- **REQUEST**
Each of the entries should be retyped precisely as it appears.

Stored entries:
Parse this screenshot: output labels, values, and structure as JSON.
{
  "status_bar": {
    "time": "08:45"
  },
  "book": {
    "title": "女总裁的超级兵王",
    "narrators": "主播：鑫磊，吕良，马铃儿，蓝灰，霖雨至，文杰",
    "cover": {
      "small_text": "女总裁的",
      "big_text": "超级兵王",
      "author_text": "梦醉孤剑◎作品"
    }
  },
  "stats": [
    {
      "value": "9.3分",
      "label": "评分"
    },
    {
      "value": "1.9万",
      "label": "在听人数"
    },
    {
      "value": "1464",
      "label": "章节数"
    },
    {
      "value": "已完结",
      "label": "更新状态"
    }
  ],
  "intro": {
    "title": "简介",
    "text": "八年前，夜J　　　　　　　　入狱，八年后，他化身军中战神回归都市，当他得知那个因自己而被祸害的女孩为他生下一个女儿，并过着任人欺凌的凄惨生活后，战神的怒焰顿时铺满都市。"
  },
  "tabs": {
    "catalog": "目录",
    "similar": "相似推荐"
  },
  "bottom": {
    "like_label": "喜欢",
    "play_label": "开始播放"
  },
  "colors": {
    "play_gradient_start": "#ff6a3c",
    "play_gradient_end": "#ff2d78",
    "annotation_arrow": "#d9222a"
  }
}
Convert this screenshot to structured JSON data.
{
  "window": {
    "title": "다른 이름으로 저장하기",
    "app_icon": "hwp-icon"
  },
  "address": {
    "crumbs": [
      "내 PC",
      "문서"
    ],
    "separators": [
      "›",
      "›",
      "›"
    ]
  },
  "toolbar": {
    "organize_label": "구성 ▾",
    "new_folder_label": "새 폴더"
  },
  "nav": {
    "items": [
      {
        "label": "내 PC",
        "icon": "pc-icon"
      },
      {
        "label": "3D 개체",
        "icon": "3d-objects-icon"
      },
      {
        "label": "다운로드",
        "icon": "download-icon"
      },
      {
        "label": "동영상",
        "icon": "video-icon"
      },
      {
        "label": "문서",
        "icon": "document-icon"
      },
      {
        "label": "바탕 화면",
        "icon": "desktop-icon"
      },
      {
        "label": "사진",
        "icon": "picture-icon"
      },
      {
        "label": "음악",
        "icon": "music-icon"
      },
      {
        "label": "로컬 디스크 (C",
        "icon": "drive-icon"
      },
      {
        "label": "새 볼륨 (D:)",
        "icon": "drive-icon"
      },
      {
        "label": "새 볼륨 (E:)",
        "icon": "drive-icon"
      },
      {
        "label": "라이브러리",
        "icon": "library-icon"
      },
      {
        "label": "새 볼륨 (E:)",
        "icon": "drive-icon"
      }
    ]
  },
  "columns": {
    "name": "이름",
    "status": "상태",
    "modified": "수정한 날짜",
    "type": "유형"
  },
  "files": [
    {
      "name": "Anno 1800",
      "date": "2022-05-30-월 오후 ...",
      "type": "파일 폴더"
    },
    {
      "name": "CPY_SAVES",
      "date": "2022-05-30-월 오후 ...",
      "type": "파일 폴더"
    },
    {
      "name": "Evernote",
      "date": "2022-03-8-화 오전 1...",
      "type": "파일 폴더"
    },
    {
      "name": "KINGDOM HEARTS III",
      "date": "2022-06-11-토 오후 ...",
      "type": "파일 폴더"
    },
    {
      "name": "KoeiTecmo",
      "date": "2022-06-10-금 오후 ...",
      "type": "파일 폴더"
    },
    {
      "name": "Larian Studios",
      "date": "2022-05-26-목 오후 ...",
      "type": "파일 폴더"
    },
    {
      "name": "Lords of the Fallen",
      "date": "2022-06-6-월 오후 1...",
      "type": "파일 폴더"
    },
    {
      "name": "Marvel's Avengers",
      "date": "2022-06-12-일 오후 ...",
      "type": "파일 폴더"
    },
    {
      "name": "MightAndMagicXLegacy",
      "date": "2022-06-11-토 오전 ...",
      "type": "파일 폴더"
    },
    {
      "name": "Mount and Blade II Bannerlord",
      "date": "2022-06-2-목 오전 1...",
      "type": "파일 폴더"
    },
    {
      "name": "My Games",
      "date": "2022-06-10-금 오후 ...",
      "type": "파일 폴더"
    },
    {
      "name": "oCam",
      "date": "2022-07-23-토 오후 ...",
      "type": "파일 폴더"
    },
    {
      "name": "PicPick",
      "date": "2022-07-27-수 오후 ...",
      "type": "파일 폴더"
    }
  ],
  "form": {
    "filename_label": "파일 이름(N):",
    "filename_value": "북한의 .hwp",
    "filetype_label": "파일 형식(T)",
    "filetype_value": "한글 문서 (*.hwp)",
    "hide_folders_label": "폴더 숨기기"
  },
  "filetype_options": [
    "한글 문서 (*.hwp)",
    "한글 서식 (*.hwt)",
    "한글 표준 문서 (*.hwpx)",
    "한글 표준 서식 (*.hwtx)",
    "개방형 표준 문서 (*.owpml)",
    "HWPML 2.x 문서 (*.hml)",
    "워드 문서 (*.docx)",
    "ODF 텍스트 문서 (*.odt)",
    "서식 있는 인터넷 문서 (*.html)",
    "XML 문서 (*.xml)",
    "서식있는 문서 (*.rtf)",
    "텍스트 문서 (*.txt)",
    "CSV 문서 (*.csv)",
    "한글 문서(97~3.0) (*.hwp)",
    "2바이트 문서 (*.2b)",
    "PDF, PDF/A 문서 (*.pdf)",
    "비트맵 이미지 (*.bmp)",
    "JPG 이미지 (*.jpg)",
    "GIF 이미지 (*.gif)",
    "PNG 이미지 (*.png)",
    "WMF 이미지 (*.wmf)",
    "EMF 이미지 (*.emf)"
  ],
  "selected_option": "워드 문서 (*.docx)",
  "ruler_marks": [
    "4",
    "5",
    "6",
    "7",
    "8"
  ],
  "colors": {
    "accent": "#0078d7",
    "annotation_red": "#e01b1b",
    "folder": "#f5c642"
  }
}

- **REPLY**
Parse this screenshot: output labels, values, and structure as JSON.
{
  "status_bar": {
    "time": "08:45"
  },
  "book": {
    "title": "女总裁的超级兵王",
    "narrators": "主播：鑫磊，吕良，马铃儿，蓝灰，霖雨至，文杰",
    "cover": {
      "small_text": "女总裁的",
      "big_text": "超级兵王",
      "author_text": "梦醉孤剑◎作品"
    }
  },
  "stats": [
    {
      "value": "9.3分",
      "label": "评分"
    },
    {
      "value": "1.9万",
      "label": "在听人数"
    },
    {
      "value": "1464",
      "label": "章节数"
    },
    {
      "value": "已完结",
      "label": "更新状态"
    }
  ],
  "intro": {
    "title": "简介",
    "text": "八年前，夜J　　　　　　　　入狱，八年后，他化身军中战神回归都市，当他得知那个因自己而被祸害的女孩为他生下一个女儿，并过着任人欺凌的凄惨生活后，战神的怒焰顿时铺满都市。"
  },
  "tabs": {
    "catalog": "目录",
    "similar": "相似推荐"
  },
  "bottom": {
    "like_label": "喜欢",
    "play_label": "开始播放"
  },
  "colors": {
    "play_gradient_start": "#ff6a3c",
    "play_gradient_end": "#ff2d78",
    "annotation_arrow": "#d9222a"
  }
}
Convert this screenshot to structured JSON data.
{
  "window": {
    "title": "다른 이름으로 저장하기",
    "app_icon": "hwp-icon"
  },
  "address": {
    "crumbs": [
      "내 PC",
      "문서"
    ],
    "separators": [
      "›",
      "›",
      "›"
    ]
  },
  "toolbar": {
    "organize_label": "구성 ▾",
    "new_folder_label": "새 폴더"
  },
  "nav": {
    "items": [
      {
        "label": "내 PC",
        "icon": "pc-icon"
      },
      {
        "label": "3D 개체",
        "icon": "3d-objects-icon"
      },
      {
        "label": "다운로드",
        "icon": "download-icon"
      },
      {
        "label": "동영상",
        "icon": "video-icon"
      },
      {
        "label": "문서",
        "icon": "document-icon"
      },
      {
        "label": "바탕 화면",
        "icon": "desktop-icon"
      },
      {
        "label": "사진",
        "icon": "picture-icon"
      },
      {
        "label": "음악",
        "icon": "music-icon"
      },
      {
        "label": "로컬 디스크 (C",
        "icon": "drive-icon"
      },
      {
        "label": "새 볼륨 (D:)",
        "icon": "drive-icon"
      },
      {
        "label": "새 볼륨 (E:)",
        "icon": "drive-icon"
      },
      {
        "label": "라이브러리",
        "icon": "library-icon"
      },
      {
        "label": "새 볼륨 (E:)",
        "icon": "drive-icon"
      }
    ]
  },
  "columns": {
    "name": "이름",
    "status": "상태",
    "modified": "수정한 날짜",
    "type": "유형"
  },
  "files": [
    {
      "name": "Anno 1800",
      "date": "2022-05-30-월 오후 ...",
      "type": "파일 폴더"
    },
    {
      "name": "CPY_SAVES",
      "date": "2022-05-30-월 오후 ...",
      "type": "파일 폴더"
    },
    {
      "name": "Evernote",
      "date": "2022-03-8-화 오전 1...",
      "type": "파일 폴더"
    },
    {
      "name": "KINGDOM HEARTS III",
      "date": "2022-06-11-토 오후 ...",
      "type": "파일 폴더"
    },
    {
      "name": "KoeiTecmo",
      "date": "2022-06-10-금 오후 ...",
      "type": "파일 폴더"
    },
    {
      "name": "Larian Studios",
      "date": "2022-05-26-목 오후 ...",
      "type": "파일 폴더"
    },
    {
      "name": "Lords of the Fallen",
      "date": "2022-06-6-월 오후 1...",
      "type": "파일 폴더"
    },
    {
      "name": "Marvel's Avengers",
      "date": "2022-06-12-일 오후 ...",
      "type": "파일 폴더"
    },
    {
      "name": "MightAndMagicXLegacy",
      "date": "2022-06-11-토 오전 ...",
      "type": "파일 폴더"
    },
    {
      "name": "Mount and Blade II Bannerlord",
      "date": "2022-06-2-목 오전 1...",
      "type": "파일 폴더"
    },
    {
      "name": "My Games",
      "date": "2022-06-10-금 오후 ...",
      "type": "파일 폴더"
    },
    {
      "name": "oCam",
      "date": "2022-07-23-토 오후 ...",
      "type": "파일 폴더"
    },
    {
      "name": "PicPick",
      "date": "2022-07-27-수 오후 ...",
      "type": "파일 폴더"
    }
  ],
  "form": {
    "filename_label": "파일 이름(N):",
    "filename_value": "북한의 .hwp",
    "filetype_label": "파일 형식(T)",
    "filetype_value": "한글 문서 (*.hwp)",
    "hide_folders_label": "폴더 숨기기"
  },
  "filetype_options": [
    "한글 문서 (*.hwp)",
    "한글 서식 (*.hwt)",
    "한글 표준 문서 (*.hwpx)",
    "한글 표준 서식 (*.hwtx)",
    "개방형 표준 문서 (*.owpml)",
    "HWPML 2.x 문서 (*.hml)",
    "워드 문서 (*.docx)",
    "ODF 텍스트 문서 (*.odt)",
    "서식 있는 인터넷 문서 (*.html)",
    "XML 문서 (*.xml)",
    "서식있는 문서 (*.rtf)",
    "텍스트 문서 (*.txt)",
    "CSV 문서 (*.csv)",
    "한글 문서(97~3.0) (*.hwp)",
    "2바이트 문서 (*.2b)",
    "PDF, PDF/A 문서 (*.pdf)",
    "비트맵 이미지 (*.bmp)",
    "JPG 이미지 (*.jpg)",
    "GIF 이미지 (*.gif)",
    "PNG 이미지 (*.png)",
    "WMF 이미지 (*.wmf)",
    "EMF 이미지 (*.emf)"
  ],
  "selected_option": "워드 문서 (*.docx)",
  "ruler_marks": [
    "4",
    "5",
    "6",
    "7",
    "8"
  ],
  "colors": {
    "accent": "#0078d7",
    "annotation_red": "#e01b1b",
    "folder": "#f5c642"
  }
}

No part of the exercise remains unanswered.